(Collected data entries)
══════════════════════════════

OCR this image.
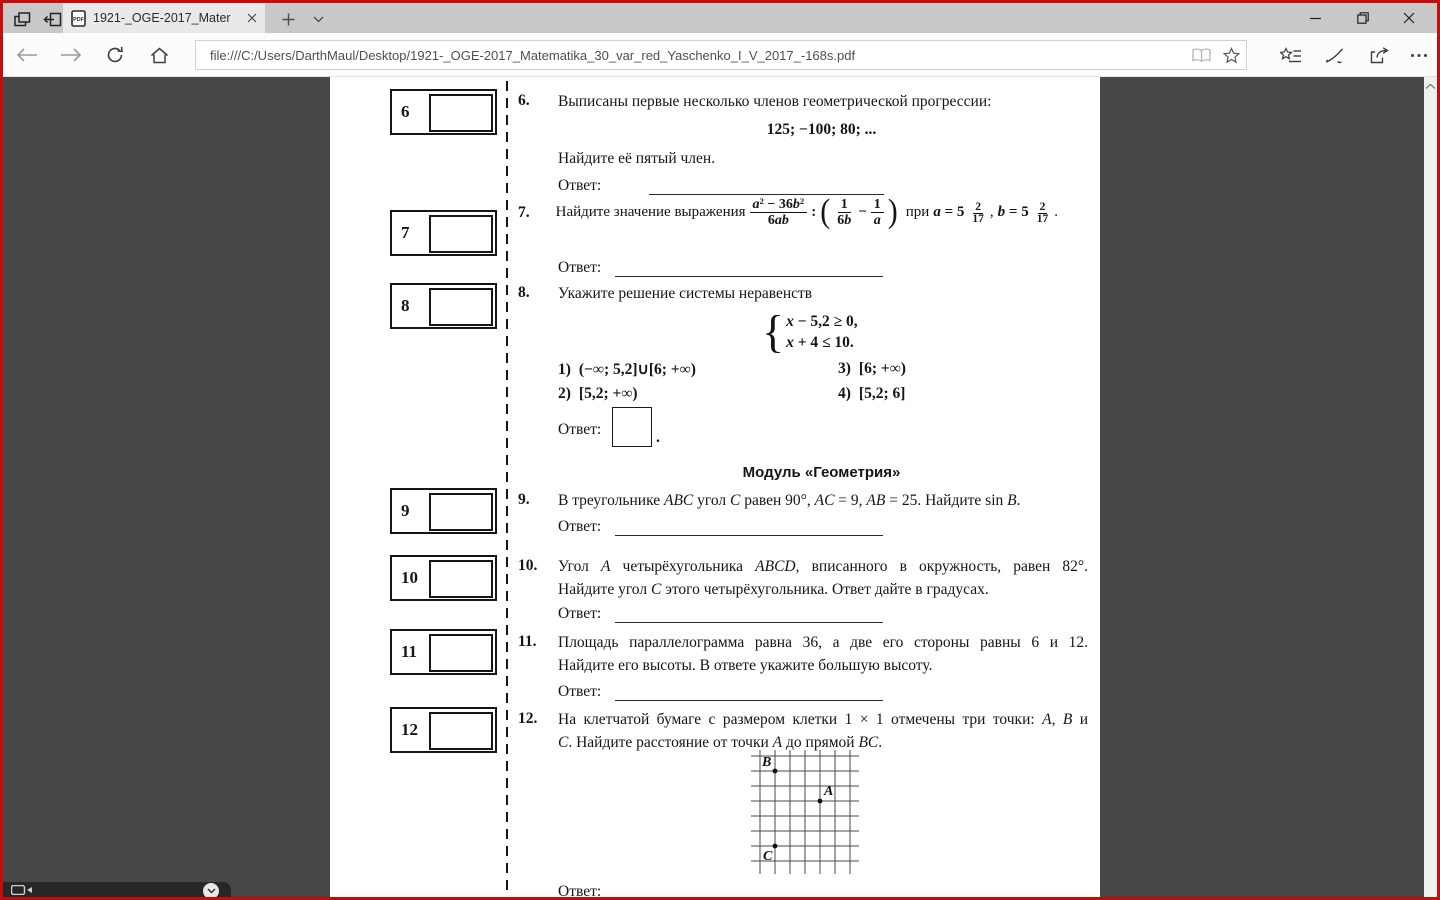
PDF 1921-_OGE-2017_Mater
file:///C:/Users/DarthMaul/Desktop/1921-_OGE-2017_Matematika_30_var_red_Yaschenko_I_V_2017_-168s.pdf
6
7
8
9
10
11
12
6. Выписаны первые несколько членов геометрической прогрессии:
125; −100; 80; ...
Найдите её пятый член.
Ответ:
7. Найдите значение выражения $a^2 - 36b^2$
6ab
: ( 1
6b
− $\frac{1}{a}$ ) при a = 5 2
17 , b = 5 2
17 .
Ответ:
8. Укажите решение системы неравенств
{ x − 5,2 ≥ 0,
x + 4 ≤ 10.
1) (−∞; 5,2]∪[6; +∞)	3) [6; +∞)
2) [5,2; +∞)	4) [5,2; 6]
Ответ:	.
Модуль «Геометрия»
9. В треугольнике ABC угол C равен 90°, AC = 9, AB = 25. Найдите sin B.
Ответ:
10. Угол A четырёхугольника ABCD, вписанного в окружность, равен 82°.
Найдите угол C этого четырёхугольника. Ответ дайте в градусах.
Ответ:
11. Площадь параллелограмма равна 36, а две его стороны равны 6 и 12.
Найдите его высоты. В ответе укажите большую высоту.
Ответ:
12. На клетчатой бумаге с размером клетки 1 × 1 отмечены три точки: A, B и
C. Найдите расстояние от точки A до прямой BC.
B
A
C
Ответ:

══════════════════════════════

Goal »
Gather each line from the listing above that holds "точки".

Problem solution »
12. На клетчатой бумаге с размером клетки 1 × 1 отмечены три точки: A, B и
C. Найдите расстояние от точки A до прямой BC.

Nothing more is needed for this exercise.